## PROBLEM DESCRIPTION
Transcribe the records that follow exactly. Skip the pictures.

Figure dataset records
----

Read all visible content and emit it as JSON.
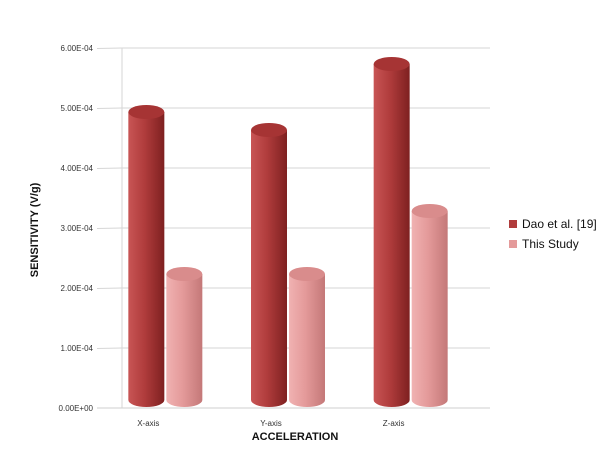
{
  "chart_data": {
    "type": "bar",
    "categories": [
      "X-axis",
      "Y-axis",
      "Z-axis"
    ],
    "series": [
      {
        "name": "Dao et al. [19]",
        "values": [
          0.00048,
          0.00045,
          0.00056
        ],
        "color": "#b03c3c"
      },
      {
        "name": "This Study",
        "values": [
          0.00021,
          0.00021,
          0.000315
        ],
        "color": "#e49a9a"
      }
    ],
    "xlabel": "ACCELERATION",
    "ylabel": "SENSITIVITY (V/g)",
    "ylim": [
      0,
      0.0006
    ],
    "yticks": [
      "0.00E+00",
      "1.00E-04",
      "2.00E-04",
      "3.00E-04",
      "4.00E-04",
      "5.00E-04",
      "6.00E-04"
    ],
    "grid": true,
    "legend": "right"
  }
}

----

## SOLVED EXERCISE
Read all visible content and emit it as JSON.
{
  "chart_data": {
    "type": "bar",
    "categories": [
      "X-axis",
      "Y-axis",
      "Z-axis"
    ],
    "series": [
      {
        "name": "Dao et al. [19]",
        "values": [
          0.00048,
          0.00045,
          0.00056
        ],
        "color": "#b03c3c"
      },
      {
        "name": "This Study",
        "values": [
          0.00021,
          0.00021,
          0.000315
        ],
        "color": "#e49a9a"
      }
    ],
    "xlabel": "ACCELERATION",
    "ylabel": "SENSITIVITY (V/g)",
    "ylim": [
      0,
      0.0006
    ],
    "yticks": [
      "0.00E+00",
      "1.00E-04",
      "2.00E-04",
      "3.00E-04",
      "4.00E-04",
      "5.00E-04",
      "6.00E-04"
    ],
    "grid": true,
    "legend": "right"
  }
}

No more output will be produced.